> **WRITTEN REQUEST**: Your task is to extract every entry that follows word for word while excluding the pictures.
◇ ◇ ◇
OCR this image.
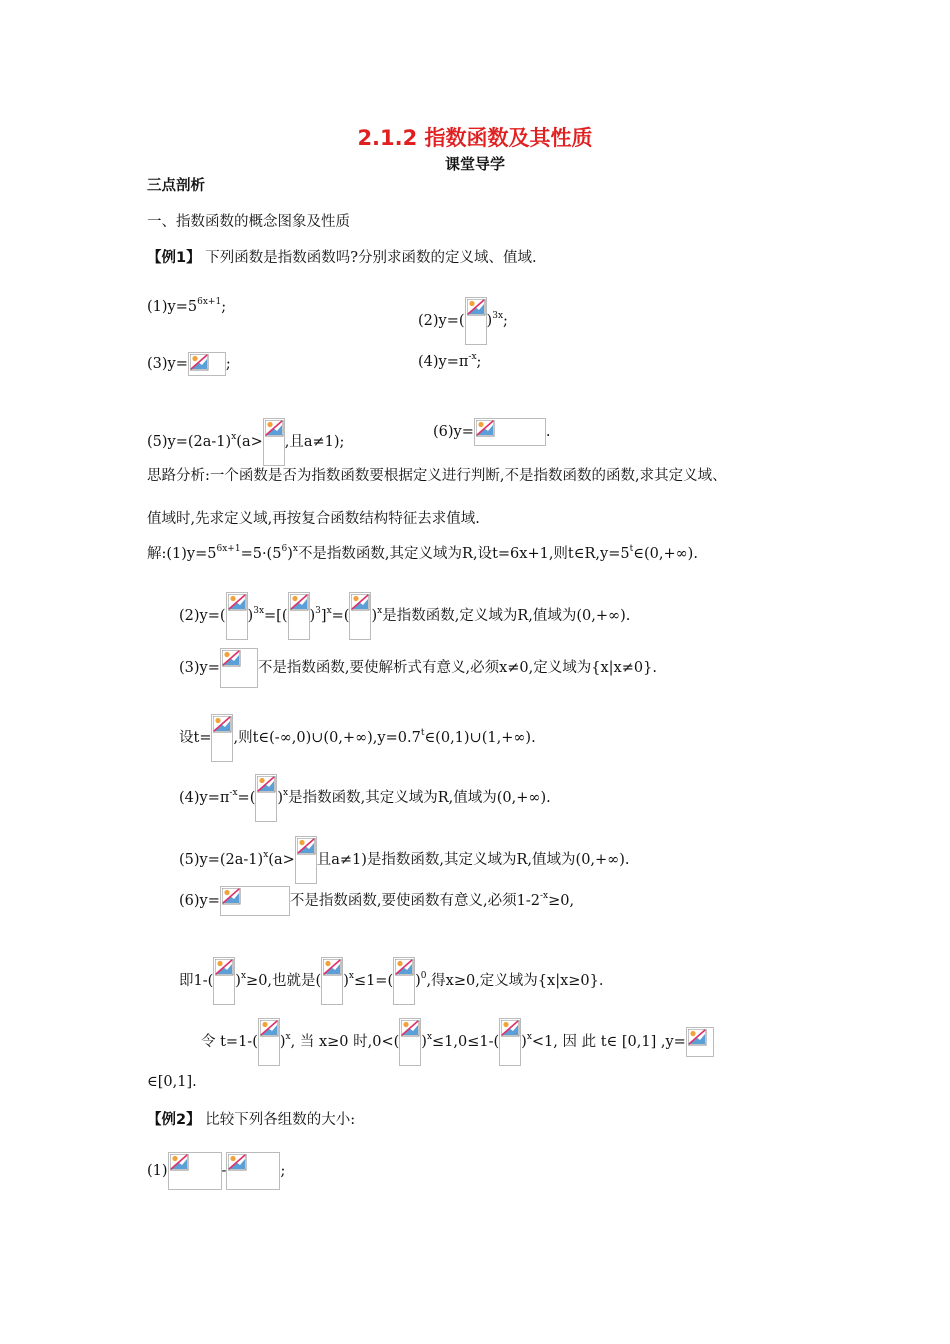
2.1.2 指数函数及其性质
课堂导学
三点剖析
一、指数函数的概念图象及性质
【例1】 下列函数是指数函数吗?分别求函数的定义域、值域.
$(1)y=5^{6x+1}$;
(2)y=( )$^{3x}$;
(3)y=	;	$(4)y=\pi^{-x}$;
$(5)y=(2a-1)^x(a>$ ,且a≠1);
(6)y=	.
思路分析:一个函数是否为指数函数要根据定义进行判断,不是指数函数的函数,求其定义域、
值域时,先求定义域,再按复合函数结构特征去求值域.
解$:(1)y=5^{6x+1}=5\cdot(5^6)^x$不是指数函数,其定义域为R,设t=6x+1,则$t\in R,y=5^t\in(0,+\infty)$.
(2)y=( )$^{3x}$=[( )$^3$]$^x$=( )$^x$是指数函数,定义域为R,值域为(0,+∞).
(3)y=	不是指数函数,要使解析式有意义,必须x≠0,定义域为{x|x≠0}.
设t= ,则$t\in(-\infty,0)\cup(0,+\infty),y=0.7^t\in(0,1)\cup(1,+\infty)$.
$(4)y=\pi^{-x}=$( )$^x$是指数函数,其定义域为R,值域为(0,+∞).
$(5)y=(2a-1)^x(a>$ 且a≠1)是指数函数,其定义域为R,值域为(0,+∞).
(6)y=	不是指数函数,要使函数有意义,必须$1-2^{-x}\ge 0$,
即1-( )$^x$≥0,也就是( )$^x$≤1=( )$^0$,得x≥0,定义域为{x|x≥0}.
令 t=1-( )$^x$, 当 x≥0 时,0<( )$^x$≤1,0≤1-( )$^x$<1, 因 此 t∈ [0,1] ,y=
∈[0,1].
【例2】 比较下列各组数的大小:
(1)	-	;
◇ ◇ ◇
> **CORRECT ANSWER**:
OCR this image.
2.1.2 指数函数及其性质
课堂导学
三点剖析
一、指数函数的概念图象及性质
【例1】 下列函数是指数函数吗?分别求函数的定义域、值域.
$(1)y=5^{6x+1}$;
(2)y=( )$^{3x}$;
(3)y=	;	$(4)y=\pi^{-x}$;
$(5)y=(2a-1)^x(a>$ ,且a≠1);
(6)y=	.
思路分析:一个函数是否为指数函数要根据定义进行判断,不是指数函数的函数,求其定义域、
值域时,先求定义域,再按复合函数结构特征去求值域.
解$:(1)y=5^{6x+1}=5\cdot(5^6)^x$不是指数函数,其定义域为R,设t=6x+1,则$t\in R,y=5^t\in(0,+\infty)$.
(2)y=( )$^{3x}$=[( )$^3$]$^x$=( )$^x$是指数函数,定义域为R,值域为(0,+∞).
(3)y=	不是指数函数,要使解析式有意义,必须x≠0,定义域为{x|x≠0}.
设t= ,则$t\in(-\infty,0)\cup(0,+\infty),y=0.7^t\in(0,1)\cup(1,+\infty)$.
$(4)y=\pi^{-x}=$( )$^x$是指数函数,其定义域为R,值域为(0,+∞).
$(5)y=(2a-1)^x(a>$ 且a≠1)是指数函数,其定义域为R,值域为(0,+∞).
(6)y=	不是指数函数,要使函数有意义,必须$1-2^{-x}\ge 0$,
即1-( )$^x$≥0,也就是( )$^x$≤1=( )$^0$,得x≥0,定义域为{x|x≥0}.
令 t=1-( )$^x$, 当 x≥0 时,0<( )$^x$≤1,0≤1-( )$^x$<1, 因 此 t∈ [0,1] ,y=
∈[0,1].
【例2】 比较下列各组数的大小:
(1)	-	;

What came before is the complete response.